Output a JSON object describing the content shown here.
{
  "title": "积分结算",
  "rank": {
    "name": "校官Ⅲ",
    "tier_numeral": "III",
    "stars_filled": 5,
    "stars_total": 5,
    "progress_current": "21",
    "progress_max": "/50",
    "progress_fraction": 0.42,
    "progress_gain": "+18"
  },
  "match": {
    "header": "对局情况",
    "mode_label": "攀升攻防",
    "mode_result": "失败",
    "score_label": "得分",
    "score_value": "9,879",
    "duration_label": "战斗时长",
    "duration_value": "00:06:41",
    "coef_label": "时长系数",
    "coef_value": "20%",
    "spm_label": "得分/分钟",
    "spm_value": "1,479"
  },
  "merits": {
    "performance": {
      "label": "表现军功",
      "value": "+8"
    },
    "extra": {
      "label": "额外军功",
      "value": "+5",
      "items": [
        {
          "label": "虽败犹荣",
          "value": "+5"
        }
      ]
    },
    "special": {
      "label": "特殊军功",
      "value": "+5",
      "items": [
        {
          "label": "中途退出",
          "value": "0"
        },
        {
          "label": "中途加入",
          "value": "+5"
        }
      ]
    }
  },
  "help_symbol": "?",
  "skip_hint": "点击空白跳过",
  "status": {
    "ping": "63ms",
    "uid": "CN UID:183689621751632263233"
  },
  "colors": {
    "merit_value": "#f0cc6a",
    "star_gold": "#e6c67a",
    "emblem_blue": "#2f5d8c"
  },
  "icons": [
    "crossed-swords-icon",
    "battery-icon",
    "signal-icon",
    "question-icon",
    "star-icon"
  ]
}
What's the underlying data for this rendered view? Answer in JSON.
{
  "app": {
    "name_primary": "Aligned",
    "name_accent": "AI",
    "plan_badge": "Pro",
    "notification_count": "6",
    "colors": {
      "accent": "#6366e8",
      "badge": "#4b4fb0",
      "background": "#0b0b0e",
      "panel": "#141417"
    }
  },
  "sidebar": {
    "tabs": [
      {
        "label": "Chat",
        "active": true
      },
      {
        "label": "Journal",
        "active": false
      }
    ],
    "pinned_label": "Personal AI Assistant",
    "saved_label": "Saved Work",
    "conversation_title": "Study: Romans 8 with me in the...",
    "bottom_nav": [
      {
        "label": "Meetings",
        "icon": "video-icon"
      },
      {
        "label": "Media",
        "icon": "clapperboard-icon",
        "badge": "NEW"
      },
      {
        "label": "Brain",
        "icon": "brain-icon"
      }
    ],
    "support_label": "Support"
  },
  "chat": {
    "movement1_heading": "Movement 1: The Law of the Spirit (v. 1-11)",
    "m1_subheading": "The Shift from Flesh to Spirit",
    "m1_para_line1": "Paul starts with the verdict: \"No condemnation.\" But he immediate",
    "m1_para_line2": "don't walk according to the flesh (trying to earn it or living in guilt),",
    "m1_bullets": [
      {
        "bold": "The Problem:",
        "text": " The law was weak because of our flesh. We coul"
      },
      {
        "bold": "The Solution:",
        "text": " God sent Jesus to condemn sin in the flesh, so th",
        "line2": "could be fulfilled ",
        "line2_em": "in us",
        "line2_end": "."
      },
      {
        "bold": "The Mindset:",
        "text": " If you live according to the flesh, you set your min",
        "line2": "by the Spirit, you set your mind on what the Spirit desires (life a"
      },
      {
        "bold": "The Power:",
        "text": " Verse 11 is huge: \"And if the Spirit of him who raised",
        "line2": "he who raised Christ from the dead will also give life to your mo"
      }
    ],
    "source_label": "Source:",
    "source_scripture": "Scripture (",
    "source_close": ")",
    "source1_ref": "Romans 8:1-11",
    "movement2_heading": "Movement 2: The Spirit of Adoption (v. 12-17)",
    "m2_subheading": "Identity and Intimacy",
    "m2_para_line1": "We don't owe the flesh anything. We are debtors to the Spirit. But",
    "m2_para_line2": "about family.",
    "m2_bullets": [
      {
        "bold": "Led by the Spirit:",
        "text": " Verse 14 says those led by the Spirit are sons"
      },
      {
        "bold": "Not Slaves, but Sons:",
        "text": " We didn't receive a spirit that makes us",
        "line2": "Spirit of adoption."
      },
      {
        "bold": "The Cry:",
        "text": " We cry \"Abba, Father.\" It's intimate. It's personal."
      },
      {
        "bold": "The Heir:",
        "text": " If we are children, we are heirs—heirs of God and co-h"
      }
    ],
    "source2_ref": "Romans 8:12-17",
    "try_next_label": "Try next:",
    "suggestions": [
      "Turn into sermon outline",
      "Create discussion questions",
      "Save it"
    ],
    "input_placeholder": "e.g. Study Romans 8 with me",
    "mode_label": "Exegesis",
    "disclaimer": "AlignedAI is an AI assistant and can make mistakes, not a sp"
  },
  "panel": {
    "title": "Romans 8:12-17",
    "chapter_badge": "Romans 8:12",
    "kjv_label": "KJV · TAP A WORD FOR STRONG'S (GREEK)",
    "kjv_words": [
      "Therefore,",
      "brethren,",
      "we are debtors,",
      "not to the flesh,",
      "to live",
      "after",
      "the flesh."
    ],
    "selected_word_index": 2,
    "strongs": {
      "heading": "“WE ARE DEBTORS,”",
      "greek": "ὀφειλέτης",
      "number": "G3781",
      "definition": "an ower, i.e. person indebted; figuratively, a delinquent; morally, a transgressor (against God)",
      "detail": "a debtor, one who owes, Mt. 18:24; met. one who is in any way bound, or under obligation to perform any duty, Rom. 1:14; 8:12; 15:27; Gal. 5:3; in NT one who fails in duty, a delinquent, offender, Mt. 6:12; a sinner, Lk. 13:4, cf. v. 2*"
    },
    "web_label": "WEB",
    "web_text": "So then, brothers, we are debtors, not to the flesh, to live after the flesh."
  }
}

================

■ **Instructions for the task**
Give back the data above exactly as it appears.

■ **Solution for this task**
Output a JSON object describing the content shown here.
{
  "title": "积分结算",
  "rank": {
    "name": "校官Ⅲ",
    "tier_numeral": "III",
    "stars_filled": 5,
    "stars_total": 5,
    "progress_current": "21",
    "progress_max": "/50",
    "progress_fraction": 0.42,
    "progress_gain": "+18"
  },
  "match": {
    "header": "对局情况",
    "mode_label": "攀升攻防",
    "mode_result": "失败",
    "score_label": "得分",
    "score_value": "9,879",
    "duration_label": "战斗时长",
    "duration_value": "00:06:41",
    "coef_label": "时长系数",
    "coef_value": "20%",
    "spm_label": "得分/分钟",
    "spm_value": "1,479"
  },
  "merits": {
    "performance": {
      "label": "表现军功",
      "value": "+8"
    },
    "extra": {
      "label": "额外军功",
      "value": "+5",
      "items": [
        {
          "label": "虽败犹荣",
          "value": "+5"
        }
      ]
    },
    "special": {
      "label": "特殊军功",
      "value": "+5",
      "items": [
        {
          "label": "中途退出",
          "value": "0"
        },
        {
          "label": "中途加入",
          "value": "+5"
        }
      ]
    }
  },
  "help_symbol": "?",
  "skip_hint": "点击空白跳过",
  "status": {
    "ping": "63ms",
    "uid": "CN UID:183689621751632263233"
  },
  "colors": {
    "merit_value": "#f0cc6a",
    "star_gold": "#e6c67a",
    "emblem_blue": "#2f5d8c"
  },
  "icons": [
    "crossed-swords-icon",
    "battery-icon",
    "signal-icon",
    "question-icon",
    "star-icon"
  ]
}
What's the underlying data for this rendered view? Answer in JSON.
{
  "app": {
    "name_primary": "Aligned",
    "name_accent": "AI",
    "plan_badge": "Pro",
    "notification_count": "6",
    "colors": {
      "accent": "#6366e8",
      "badge": "#4b4fb0",
      "background": "#0b0b0e",
      "panel": "#141417"
    }
  },
  "sidebar": {
    "tabs": [
      {
        "label": "Chat",
        "active": true
      },
      {
        "label": "Journal",
        "active": false
      }
    ],
    "pinned_label": "Personal AI Assistant",
    "saved_label": "Saved Work",
    "conversation_title": "Study: Romans 8 with me in the...",
    "bottom_nav": [
      {
        "label": "Meetings",
        "icon": "video-icon"
      },
      {
        "label": "Media",
        "icon": "clapperboard-icon",
        "badge": "NEW"
      },
      {
        "label": "Brain",
        "icon": "brain-icon"
      }
    ],
    "support_label": "Support"
  },
  "chat": {
    "movement1_heading": "Movement 1: The Law of the Spirit (v. 1-11)",
    "m1_subheading": "The Shift from Flesh to Spirit",
    "m1_para_line1": "Paul starts with the verdict: \"No condemnation.\" But he immediate",
    "m1_para_line2": "don't walk according to the flesh (trying to earn it or living in guilt),",
    "m1_bullets": [
      {
        "bold": "The Problem:",
        "text": " The law was weak because of our flesh. We coul"
      },
      {
        "bold": "The Solution:",
        "text": " God sent Jesus to condemn sin in the flesh, so th",
        "line2": "could be fulfilled ",
        "line2_em": "in us",
        "line2_end": "."
      },
      {
        "bold": "The Mindset:",
        "text": " If you live according to the flesh, you set your min",
        "line2": "by the Spirit, you set your mind on what the Spirit desires (life a"
      },
      {
        "bold": "The Power:",
        "text": " Verse 11 is huge: \"And if the Spirit of him who raised",
        "line2": "he who raised Christ from the dead will also give life to your mo"
      }
    ],
    "source_label": "Source:",
    "source_scripture": "Scripture (",
    "source_close": ")",
    "source1_ref": "Romans 8:1-11",
    "movement2_heading": "Movement 2: The Spirit of Adoption (v. 12-17)",
    "m2_subheading": "Identity and Intimacy",
    "m2_para_line1": "We don't owe the flesh anything. We are debtors to the Spirit. But",
    "m2_para_line2": "about family.",
    "m2_bullets": [
      {
        "bold": "Led by the Spirit:",
        "text": " Verse 14 says those led by the Spirit are sons"
      },
      {
        "bold": "Not Slaves, but Sons:",
        "text": " We didn't receive a spirit that makes us",
        "line2": "Spirit of adoption."
      },
      {
        "bold": "The Cry:",
        "text": " We cry \"Abba, Father.\" It's intimate. It's personal."
      },
      {
        "bold": "The Heir:",
        "text": " If we are children, we are heirs—heirs of God and co-h"
      }
    ],
    "source2_ref": "Romans 8:12-17",
    "try_next_label": "Try next:",
    "suggestions": [
      "Turn into sermon outline",
      "Create discussion questions",
      "Save it"
    ],
    "input_placeholder": "e.g. Study Romans 8 with me",
    "mode_label": "Exegesis",
    "disclaimer": "AlignedAI is an AI assistant and can make mistakes, not a sp"
  },
  "panel": {
    "title": "Romans 8:12-17",
    "chapter_badge": "Romans 8:12",
    "kjv_label": "KJV · TAP A WORD FOR STRONG'S (GREEK)",
    "kjv_words": [
      "Therefore,",
      "brethren,",
      "we are debtors,",
      "not to the flesh,",
      "to live",
      "after",
      "the flesh."
    ],
    "selected_word_index": 2,
    "strongs": {
      "heading": "“WE ARE DEBTORS,”",
      "greek": "ὀφειλέτης",
      "number": "G3781",
      "definition": "an ower, i.e. person indebted; figuratively, a delinquent; morally, a transgressor (against God)",
      "detail": "a debtor, one who owes, Mt. 18:24; met. one who is in any way bound, or under obligation to perform any duty, Rom. 1:14; 8:12; 15:27; Gal. 5:3; in NT one who fails in duty, a delinquent, offender, Mt. 6:12; a sinner, Lk. 13:4, cf. v. 2*"
    },
    "web_label": "WEB",
    "web_text": "So then, brothers, we are debtors, not to the flesh, to live after the flesh."
  }
}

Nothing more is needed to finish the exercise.